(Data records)
....

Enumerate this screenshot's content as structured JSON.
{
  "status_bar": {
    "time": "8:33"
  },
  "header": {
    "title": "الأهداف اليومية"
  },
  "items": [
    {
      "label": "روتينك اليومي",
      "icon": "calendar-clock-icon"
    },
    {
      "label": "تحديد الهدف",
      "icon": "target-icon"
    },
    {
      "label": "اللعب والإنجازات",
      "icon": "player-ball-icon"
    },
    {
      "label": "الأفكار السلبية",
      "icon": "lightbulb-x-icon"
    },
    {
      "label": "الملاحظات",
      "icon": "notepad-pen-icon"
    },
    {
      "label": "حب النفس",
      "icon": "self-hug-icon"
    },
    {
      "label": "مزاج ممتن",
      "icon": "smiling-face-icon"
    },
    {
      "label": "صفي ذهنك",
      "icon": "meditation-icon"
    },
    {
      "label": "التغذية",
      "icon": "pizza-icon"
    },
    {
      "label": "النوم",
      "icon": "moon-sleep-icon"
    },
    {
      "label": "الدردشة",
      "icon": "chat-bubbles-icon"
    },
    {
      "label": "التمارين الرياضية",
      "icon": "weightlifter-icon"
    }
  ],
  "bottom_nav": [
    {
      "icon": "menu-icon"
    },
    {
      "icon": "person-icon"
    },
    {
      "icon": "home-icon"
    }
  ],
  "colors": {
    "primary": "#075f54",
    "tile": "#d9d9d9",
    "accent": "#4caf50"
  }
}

....

• [DIRECTIVE]:
Copy, from the material, each line that holds the string "label".

• [SOLUTION]:
      "label": "روتينك اليومي",
      "label": "تحديد الهدف",
      "label": "اللعب والإنجازات",
      "label": "الأفكار السلبية",
      "label": "الملاحظات",
      "label": "حب النفس",
      "label": "مزاج ممتن",
      "label": "صفي ذهنك",
      "label": "التغذية",
      "label": "النوم",
      "label": "الدردشة",
      "label": "التمارين الرياضية",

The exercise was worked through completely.